— start —

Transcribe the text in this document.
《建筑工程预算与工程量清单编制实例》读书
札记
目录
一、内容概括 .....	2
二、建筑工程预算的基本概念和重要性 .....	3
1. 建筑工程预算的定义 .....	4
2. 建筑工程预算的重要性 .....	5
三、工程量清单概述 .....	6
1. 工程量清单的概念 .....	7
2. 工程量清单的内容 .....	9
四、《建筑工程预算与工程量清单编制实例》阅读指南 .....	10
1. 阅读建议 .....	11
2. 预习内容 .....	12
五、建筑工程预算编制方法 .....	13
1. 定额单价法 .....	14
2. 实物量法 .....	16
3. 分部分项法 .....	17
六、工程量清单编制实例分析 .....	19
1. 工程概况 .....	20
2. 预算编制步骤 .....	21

— end —

Type out the whole listing above again, exactly as it stands.

The solution:
Transcribe the text in this document.
《建筑工程预算与工程量清单编制实例》读书
札记
目录
一、内容概括 .....	2
二、建筑工程预算的基本概念和重要性 .....	3
1. 建筑工程预算的定义 .....	4
2. 建筑工程预算的重要性 .....	5
三、工程量清单概述 .....	6
1. 工程量清单的概念 .....	7
2. 工程量清单的内容 .....	9
四、《建筑工程预算与工程量清单编制实例》阅读指南 .....	10
1. 阅读建议 .....	11
2. 预习内容 .....	12
五、建筑工程预算编制方法 .....	13
1. 定额单价法 .....	14
2. 实物量法 .....	16
3. 分部分项法 .....	17
六、工程量清单编制实例分析 .....	19
1. 工程概况 .....	20
2. 预算编制步骤 .....	21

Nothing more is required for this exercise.